* start Provided records *

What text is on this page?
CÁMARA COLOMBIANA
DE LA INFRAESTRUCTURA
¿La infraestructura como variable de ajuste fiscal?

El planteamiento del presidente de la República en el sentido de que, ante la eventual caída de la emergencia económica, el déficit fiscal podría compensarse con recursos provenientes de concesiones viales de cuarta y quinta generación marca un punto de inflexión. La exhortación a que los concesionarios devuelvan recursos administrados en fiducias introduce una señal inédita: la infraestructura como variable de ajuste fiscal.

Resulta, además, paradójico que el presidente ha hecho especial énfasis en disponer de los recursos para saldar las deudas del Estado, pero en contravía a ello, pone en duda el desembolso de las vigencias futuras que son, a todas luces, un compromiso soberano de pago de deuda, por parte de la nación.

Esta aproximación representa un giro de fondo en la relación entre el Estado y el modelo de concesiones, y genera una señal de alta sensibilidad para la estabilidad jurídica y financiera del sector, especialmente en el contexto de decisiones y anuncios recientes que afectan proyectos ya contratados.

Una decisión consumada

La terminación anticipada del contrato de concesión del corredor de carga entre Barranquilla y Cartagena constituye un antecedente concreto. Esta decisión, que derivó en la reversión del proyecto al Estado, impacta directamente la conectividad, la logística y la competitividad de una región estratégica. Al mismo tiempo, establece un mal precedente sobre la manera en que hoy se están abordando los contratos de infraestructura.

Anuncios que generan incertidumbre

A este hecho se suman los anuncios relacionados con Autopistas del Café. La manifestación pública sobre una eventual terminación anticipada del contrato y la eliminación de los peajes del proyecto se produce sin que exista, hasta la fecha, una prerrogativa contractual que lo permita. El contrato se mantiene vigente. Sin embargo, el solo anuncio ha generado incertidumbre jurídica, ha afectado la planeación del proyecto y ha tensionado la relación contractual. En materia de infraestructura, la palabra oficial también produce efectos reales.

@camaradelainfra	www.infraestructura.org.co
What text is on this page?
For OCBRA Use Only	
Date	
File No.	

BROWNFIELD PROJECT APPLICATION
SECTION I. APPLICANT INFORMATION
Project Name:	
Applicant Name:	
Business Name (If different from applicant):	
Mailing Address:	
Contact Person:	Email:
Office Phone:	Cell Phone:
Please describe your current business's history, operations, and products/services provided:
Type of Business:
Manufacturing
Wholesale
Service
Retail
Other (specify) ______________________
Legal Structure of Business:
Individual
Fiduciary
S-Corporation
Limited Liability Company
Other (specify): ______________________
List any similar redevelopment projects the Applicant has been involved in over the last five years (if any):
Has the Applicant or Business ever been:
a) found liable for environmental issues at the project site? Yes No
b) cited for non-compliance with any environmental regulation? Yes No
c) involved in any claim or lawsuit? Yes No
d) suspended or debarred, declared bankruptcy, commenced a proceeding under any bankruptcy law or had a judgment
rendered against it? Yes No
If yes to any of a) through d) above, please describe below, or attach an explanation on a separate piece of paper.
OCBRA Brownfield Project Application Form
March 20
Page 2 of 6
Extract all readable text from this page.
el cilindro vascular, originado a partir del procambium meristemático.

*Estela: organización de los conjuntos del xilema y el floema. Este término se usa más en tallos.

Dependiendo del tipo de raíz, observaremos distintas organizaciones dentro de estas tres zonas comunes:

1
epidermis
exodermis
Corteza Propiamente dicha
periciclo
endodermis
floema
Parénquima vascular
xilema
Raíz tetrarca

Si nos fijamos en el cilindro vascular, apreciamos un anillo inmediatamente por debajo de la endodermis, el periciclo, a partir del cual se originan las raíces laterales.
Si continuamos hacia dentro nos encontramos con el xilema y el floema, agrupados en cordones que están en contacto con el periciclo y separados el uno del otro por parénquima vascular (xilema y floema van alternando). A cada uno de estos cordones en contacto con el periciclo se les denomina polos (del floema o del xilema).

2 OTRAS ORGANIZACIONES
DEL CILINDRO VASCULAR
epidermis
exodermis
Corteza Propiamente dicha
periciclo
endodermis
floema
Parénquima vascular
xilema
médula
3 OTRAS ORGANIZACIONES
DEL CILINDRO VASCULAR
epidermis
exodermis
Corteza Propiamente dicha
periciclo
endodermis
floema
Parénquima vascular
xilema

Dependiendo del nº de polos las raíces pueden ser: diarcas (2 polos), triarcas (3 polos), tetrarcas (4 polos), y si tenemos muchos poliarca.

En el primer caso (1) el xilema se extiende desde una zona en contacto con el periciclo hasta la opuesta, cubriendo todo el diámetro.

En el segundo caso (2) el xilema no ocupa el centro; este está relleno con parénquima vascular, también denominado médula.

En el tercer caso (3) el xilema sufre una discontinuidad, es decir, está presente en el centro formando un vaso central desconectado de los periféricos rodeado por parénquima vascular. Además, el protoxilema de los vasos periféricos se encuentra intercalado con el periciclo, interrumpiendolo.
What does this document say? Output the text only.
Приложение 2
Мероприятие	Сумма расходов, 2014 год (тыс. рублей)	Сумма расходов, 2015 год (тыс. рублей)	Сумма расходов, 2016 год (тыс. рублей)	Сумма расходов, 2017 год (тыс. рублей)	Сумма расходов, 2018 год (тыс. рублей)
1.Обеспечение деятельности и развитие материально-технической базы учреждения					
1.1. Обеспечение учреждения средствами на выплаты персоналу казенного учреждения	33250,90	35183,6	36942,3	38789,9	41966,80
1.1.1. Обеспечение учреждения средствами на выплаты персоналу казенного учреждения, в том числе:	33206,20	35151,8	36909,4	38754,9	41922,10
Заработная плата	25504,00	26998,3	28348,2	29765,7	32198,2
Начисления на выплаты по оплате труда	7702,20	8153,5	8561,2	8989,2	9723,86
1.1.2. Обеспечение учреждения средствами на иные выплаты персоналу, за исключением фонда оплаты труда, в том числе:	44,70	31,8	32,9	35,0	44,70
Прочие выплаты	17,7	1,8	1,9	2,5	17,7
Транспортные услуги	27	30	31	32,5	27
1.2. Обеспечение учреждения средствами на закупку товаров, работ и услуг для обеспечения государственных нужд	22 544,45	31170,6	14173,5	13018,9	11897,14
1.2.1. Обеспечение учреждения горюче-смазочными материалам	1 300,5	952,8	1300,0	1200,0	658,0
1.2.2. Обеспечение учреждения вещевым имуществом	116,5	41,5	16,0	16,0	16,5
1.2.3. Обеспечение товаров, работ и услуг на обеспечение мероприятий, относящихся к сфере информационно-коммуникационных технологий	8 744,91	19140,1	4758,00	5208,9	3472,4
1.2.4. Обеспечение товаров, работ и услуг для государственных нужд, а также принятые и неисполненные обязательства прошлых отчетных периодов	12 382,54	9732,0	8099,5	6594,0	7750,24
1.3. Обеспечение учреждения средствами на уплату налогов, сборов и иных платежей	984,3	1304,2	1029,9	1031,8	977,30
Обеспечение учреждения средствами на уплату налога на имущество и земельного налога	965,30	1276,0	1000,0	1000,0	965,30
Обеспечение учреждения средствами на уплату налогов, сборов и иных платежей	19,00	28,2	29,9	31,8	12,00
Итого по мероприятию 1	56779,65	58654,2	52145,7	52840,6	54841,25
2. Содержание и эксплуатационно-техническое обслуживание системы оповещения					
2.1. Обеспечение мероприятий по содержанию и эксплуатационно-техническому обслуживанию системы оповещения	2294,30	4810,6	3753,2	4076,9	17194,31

* end Provided records *

Exercise task: Pick each line holding the word "государственных" out of the data and copy it.

Task result:
1.2. Обеспечение учреждения средствами на закупку товаров, работ и услуг для обеспечения государственных нужд	22 544,45	31170,6	14173,5	13018,9	11897,14
1.2.4. Обеспечение товаров, работ и услуг для государственных нужд, а также принятые и неисполненные обязательства прошлых отчетных периодов	12 382,54	9732,0	8099,5	6594,0	7750,24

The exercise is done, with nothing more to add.